**Records for this exercise**
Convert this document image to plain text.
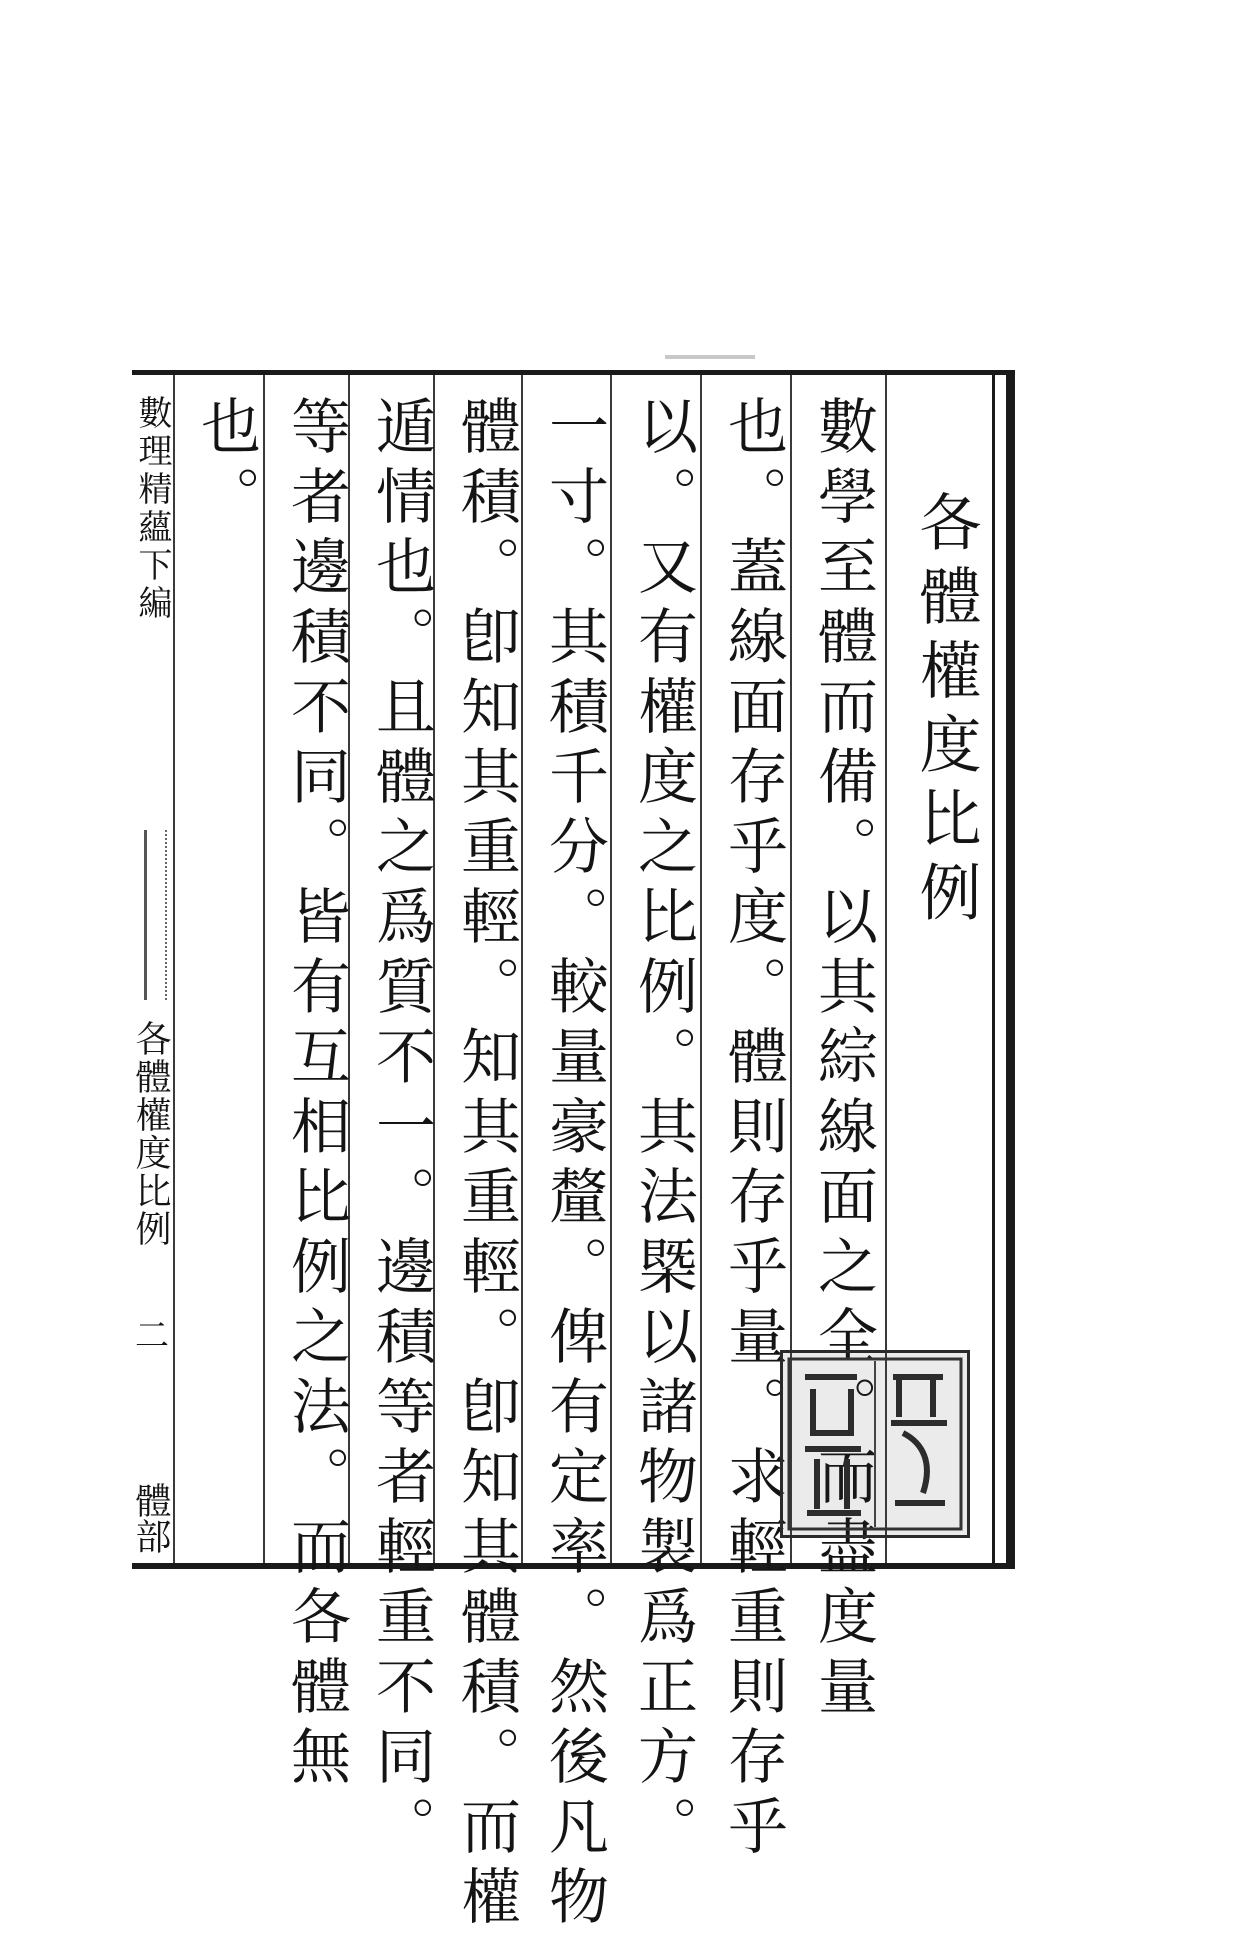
各體權度比例
數學至體而備。以其綜線面之全。而盡度量
也。蓋線面存乎度。體則存乎量。求輕重則存乎
以。又有權度之比例。其法槩以諸物製爲正方。
一寸。其積千分。較量豪釐。俾有定率。然後凡物
體積。卽知其重輕。知其重輕。卽知其體積。而權
遁情也。且體之爲質不一。邊積等者輕重不同。
等者邊積不同。皆有互相比例之法。而各體無
也。
數理精蘊下編
各體權度比例
二
體部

**What is needed**
Copy the data word for word. Pictures do not go in the copy.

**Task answer**
Convert this document image to plain text.
各體權度比例
數學至體而備。以其綜線面之全。而盡度量
也。蓋線面存乎度。體則存乎量。求輕重則存乎
以。又有權度之比例。其法槩以諸物製爲正方。
一寸。其積千分。較量豪釐。俾有定率。然後凡物
體積。卽知其重輕。知其重輕。卽知其體積。而權
遁情也。且體之爲質不一。邊積等者輕重不同。
等者邊積不同。皆有互相比例之法。而各體無
也。
數理精蘊下編
各體權度比例
二
體部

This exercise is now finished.